— start Stored rows —

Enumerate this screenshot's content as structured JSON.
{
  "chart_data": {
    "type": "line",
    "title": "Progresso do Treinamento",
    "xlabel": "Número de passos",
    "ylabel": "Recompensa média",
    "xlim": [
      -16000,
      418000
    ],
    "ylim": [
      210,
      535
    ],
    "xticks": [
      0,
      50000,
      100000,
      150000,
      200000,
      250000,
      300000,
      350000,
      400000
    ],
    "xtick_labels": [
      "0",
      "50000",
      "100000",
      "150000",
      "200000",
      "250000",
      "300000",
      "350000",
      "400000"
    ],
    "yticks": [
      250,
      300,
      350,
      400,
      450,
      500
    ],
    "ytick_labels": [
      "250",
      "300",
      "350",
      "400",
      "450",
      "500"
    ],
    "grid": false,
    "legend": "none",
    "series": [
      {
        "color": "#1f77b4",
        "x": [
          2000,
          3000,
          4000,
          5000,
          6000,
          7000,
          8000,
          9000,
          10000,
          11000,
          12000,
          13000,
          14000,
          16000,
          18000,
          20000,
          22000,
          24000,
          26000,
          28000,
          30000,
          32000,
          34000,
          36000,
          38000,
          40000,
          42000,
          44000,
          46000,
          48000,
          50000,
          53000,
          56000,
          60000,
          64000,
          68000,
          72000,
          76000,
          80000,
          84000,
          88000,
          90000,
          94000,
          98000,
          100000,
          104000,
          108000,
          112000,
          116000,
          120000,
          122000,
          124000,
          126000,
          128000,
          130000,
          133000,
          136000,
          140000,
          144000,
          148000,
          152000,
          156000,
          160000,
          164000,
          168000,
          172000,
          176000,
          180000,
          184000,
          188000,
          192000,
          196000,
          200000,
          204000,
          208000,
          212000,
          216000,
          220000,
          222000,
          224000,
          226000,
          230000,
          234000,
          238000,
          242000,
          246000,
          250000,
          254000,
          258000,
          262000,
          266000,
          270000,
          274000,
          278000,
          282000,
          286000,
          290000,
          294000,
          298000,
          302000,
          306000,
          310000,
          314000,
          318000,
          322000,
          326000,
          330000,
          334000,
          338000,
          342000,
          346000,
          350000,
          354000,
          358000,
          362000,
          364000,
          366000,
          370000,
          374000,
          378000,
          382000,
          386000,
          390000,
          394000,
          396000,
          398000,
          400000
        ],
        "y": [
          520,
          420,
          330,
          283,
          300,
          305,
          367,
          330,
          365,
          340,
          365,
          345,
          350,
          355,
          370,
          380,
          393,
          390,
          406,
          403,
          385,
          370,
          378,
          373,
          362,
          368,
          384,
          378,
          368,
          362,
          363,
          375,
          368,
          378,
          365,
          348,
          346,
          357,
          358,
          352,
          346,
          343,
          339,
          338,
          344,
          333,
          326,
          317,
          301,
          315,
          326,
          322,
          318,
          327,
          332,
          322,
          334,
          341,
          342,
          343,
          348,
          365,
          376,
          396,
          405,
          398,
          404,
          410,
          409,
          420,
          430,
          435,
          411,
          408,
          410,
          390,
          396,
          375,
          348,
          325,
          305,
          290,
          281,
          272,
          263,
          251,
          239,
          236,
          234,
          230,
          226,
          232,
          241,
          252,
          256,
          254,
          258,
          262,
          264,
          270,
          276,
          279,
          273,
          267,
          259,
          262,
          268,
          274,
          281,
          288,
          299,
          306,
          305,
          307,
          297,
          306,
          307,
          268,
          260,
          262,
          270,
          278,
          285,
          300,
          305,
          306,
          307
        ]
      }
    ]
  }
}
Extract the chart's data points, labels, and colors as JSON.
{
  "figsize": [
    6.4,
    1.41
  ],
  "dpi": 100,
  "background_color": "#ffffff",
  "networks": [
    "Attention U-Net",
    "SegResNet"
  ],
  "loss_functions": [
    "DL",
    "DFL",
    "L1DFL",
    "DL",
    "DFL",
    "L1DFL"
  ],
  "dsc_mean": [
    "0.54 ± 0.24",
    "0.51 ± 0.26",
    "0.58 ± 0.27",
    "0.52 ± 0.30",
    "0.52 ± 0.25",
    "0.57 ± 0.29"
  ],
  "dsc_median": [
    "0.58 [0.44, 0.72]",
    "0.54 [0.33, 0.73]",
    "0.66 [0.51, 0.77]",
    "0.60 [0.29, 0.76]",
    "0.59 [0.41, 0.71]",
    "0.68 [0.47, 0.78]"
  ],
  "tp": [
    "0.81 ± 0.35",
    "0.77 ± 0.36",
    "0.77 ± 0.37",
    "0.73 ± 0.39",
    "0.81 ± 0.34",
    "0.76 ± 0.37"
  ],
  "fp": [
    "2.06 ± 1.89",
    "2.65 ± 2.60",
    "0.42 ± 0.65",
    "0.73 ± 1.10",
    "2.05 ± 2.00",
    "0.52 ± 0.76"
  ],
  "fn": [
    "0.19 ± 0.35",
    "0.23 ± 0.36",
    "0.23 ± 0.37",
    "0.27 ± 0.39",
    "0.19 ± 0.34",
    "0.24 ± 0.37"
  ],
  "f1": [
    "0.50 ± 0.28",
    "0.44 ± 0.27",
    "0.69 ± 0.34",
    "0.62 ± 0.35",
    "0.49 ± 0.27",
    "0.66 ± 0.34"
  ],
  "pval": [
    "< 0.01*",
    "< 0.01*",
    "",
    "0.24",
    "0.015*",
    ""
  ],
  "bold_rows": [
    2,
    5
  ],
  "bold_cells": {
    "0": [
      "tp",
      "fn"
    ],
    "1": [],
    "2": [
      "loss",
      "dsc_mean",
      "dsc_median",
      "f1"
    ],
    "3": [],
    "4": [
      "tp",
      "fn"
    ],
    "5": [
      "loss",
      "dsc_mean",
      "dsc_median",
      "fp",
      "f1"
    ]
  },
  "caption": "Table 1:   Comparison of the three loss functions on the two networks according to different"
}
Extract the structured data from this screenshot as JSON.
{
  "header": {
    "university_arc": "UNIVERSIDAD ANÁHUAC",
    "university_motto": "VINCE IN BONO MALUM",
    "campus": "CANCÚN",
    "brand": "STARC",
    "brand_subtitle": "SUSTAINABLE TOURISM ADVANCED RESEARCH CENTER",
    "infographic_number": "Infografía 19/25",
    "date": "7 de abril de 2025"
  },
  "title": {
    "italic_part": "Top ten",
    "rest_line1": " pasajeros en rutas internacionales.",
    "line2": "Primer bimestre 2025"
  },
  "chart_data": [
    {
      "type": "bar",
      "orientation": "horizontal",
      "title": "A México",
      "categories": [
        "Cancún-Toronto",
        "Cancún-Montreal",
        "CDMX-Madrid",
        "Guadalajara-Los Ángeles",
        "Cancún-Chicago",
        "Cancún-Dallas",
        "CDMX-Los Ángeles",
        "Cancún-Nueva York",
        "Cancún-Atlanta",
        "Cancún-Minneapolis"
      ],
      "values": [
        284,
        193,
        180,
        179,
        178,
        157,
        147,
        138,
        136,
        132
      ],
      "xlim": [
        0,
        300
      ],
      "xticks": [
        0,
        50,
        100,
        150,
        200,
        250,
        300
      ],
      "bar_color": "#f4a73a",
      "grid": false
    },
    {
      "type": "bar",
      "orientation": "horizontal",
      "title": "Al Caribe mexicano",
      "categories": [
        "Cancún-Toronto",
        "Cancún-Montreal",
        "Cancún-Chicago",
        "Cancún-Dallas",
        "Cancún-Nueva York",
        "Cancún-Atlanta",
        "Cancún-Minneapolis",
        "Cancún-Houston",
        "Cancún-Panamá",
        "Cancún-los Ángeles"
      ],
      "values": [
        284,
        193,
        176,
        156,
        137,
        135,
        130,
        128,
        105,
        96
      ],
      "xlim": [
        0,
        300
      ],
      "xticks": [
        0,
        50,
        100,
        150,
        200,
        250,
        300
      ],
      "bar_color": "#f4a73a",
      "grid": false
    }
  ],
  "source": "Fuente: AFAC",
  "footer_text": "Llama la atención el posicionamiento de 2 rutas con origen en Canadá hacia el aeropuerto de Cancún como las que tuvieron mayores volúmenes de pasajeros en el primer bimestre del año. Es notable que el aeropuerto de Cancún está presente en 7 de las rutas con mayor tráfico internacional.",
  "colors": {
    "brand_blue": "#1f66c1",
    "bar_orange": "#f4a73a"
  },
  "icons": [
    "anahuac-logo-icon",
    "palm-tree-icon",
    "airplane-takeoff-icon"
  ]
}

— end Stored rows —

§ **Task description**: What is the number of lines in the data that hold the word "Ángeles"? Reply with that number and nothing else.

§ **Worked answer**: 3